=== To do ===
The listing below is the input. Say how many of its lines contain "Convert", giving the number alone.

## Start Available data

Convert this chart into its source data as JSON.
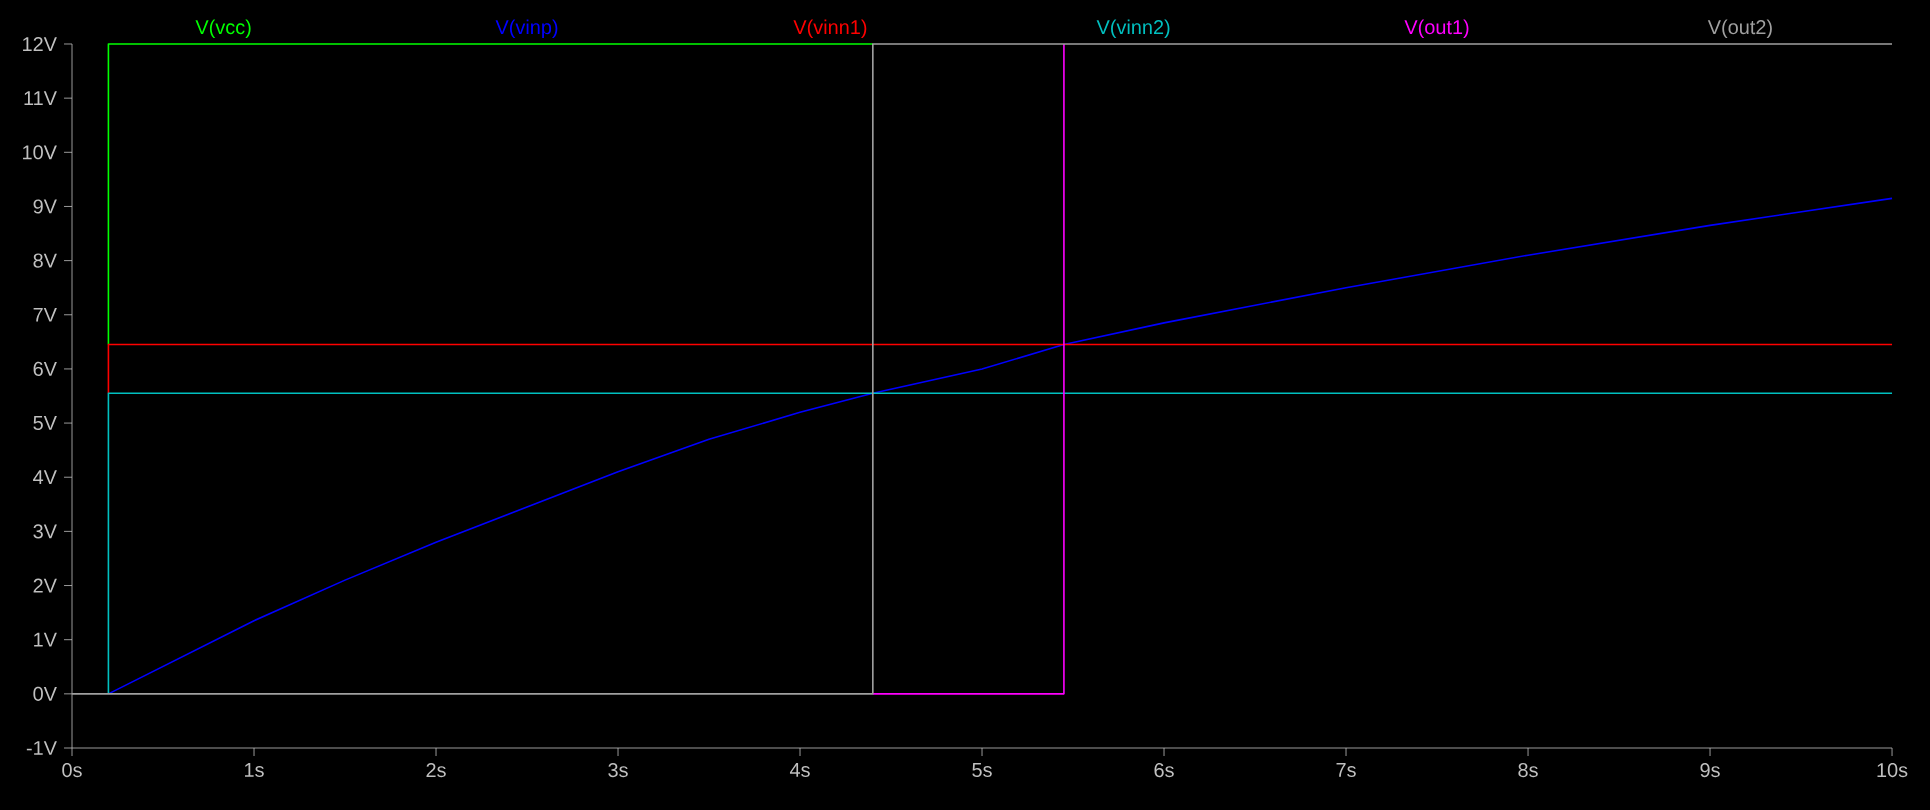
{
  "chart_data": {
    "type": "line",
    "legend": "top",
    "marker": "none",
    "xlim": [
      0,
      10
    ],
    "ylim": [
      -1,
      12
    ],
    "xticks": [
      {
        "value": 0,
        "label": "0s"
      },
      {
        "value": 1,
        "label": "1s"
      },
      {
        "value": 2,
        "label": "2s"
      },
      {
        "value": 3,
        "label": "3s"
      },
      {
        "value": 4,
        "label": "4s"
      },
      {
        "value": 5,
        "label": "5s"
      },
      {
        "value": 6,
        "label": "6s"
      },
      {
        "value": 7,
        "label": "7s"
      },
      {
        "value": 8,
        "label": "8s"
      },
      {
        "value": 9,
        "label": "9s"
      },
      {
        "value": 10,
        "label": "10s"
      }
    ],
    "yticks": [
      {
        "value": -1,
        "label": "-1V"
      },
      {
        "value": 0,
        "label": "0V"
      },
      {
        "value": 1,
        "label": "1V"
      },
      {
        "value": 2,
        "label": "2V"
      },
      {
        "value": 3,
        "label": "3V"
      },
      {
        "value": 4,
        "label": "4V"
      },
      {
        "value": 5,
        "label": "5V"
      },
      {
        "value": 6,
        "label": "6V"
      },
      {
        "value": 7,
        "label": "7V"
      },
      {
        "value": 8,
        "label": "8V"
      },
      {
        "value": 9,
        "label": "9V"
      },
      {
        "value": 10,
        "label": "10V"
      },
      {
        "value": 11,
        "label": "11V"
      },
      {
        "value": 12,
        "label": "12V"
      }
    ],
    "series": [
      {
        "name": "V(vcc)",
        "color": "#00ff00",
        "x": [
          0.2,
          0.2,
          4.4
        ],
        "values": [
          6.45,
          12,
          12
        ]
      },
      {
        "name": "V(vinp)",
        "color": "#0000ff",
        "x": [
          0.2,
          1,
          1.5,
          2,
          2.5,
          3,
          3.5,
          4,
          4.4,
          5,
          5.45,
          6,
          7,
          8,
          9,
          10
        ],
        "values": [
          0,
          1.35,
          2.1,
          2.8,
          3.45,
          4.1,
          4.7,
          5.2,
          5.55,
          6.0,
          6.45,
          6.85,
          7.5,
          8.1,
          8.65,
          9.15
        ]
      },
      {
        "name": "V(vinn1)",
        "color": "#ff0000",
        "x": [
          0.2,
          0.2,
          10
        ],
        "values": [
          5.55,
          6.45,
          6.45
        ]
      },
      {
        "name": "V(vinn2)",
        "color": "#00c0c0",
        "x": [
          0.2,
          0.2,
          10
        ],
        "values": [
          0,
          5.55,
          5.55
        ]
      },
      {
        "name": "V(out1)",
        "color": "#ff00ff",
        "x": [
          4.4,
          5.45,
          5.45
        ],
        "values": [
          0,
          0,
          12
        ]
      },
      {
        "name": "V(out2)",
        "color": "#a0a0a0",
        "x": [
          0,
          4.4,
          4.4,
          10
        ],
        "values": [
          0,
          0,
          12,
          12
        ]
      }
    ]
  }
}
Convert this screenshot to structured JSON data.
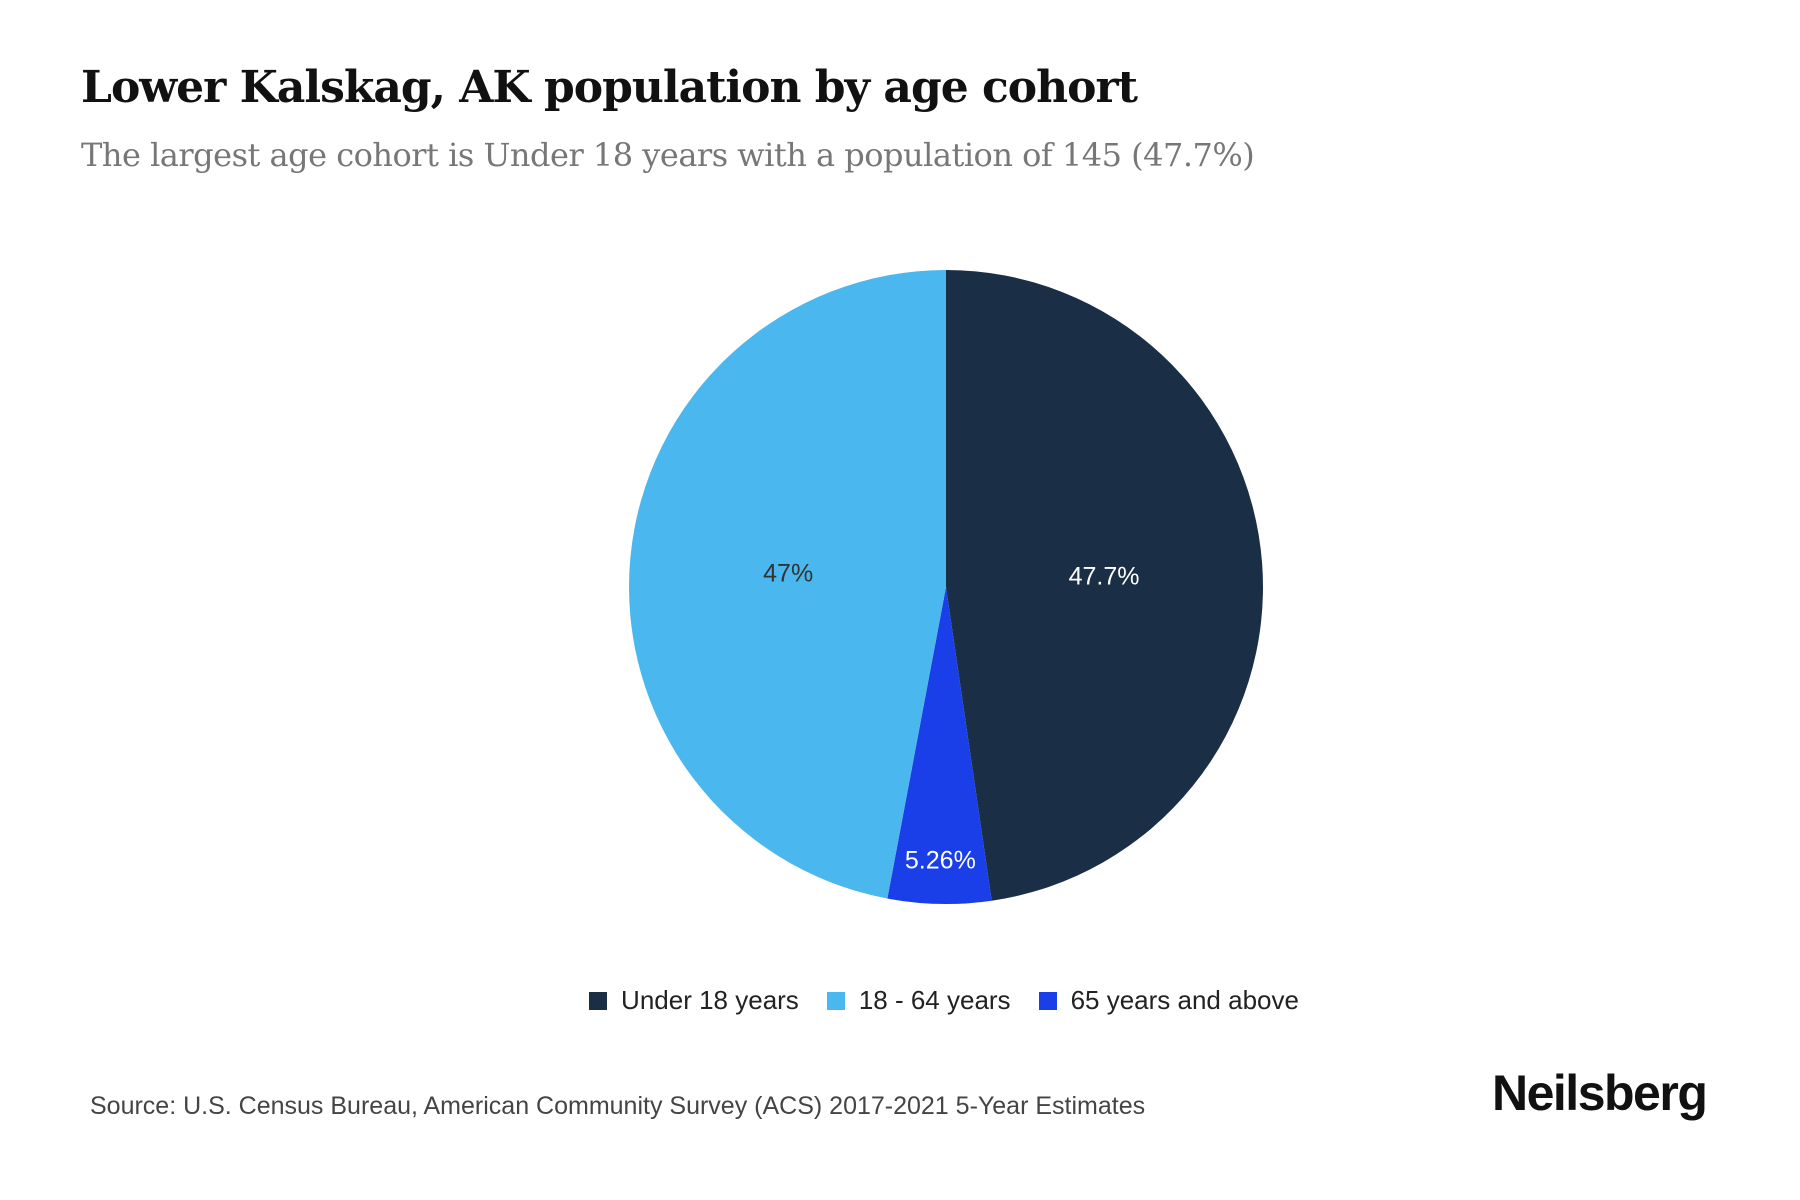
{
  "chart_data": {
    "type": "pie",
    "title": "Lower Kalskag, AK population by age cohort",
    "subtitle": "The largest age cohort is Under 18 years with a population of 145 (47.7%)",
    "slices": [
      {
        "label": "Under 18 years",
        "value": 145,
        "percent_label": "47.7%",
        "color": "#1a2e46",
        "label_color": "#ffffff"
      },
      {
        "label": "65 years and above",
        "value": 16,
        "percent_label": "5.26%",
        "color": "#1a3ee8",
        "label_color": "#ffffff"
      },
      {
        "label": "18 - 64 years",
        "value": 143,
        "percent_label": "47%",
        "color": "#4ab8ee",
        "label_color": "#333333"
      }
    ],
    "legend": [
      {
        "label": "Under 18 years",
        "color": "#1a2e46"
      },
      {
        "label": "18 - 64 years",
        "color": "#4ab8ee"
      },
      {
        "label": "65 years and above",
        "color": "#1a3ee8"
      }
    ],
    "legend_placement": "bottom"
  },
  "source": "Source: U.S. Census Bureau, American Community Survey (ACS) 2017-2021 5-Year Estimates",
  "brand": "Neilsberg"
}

## End Available data

=== Complete response ===
2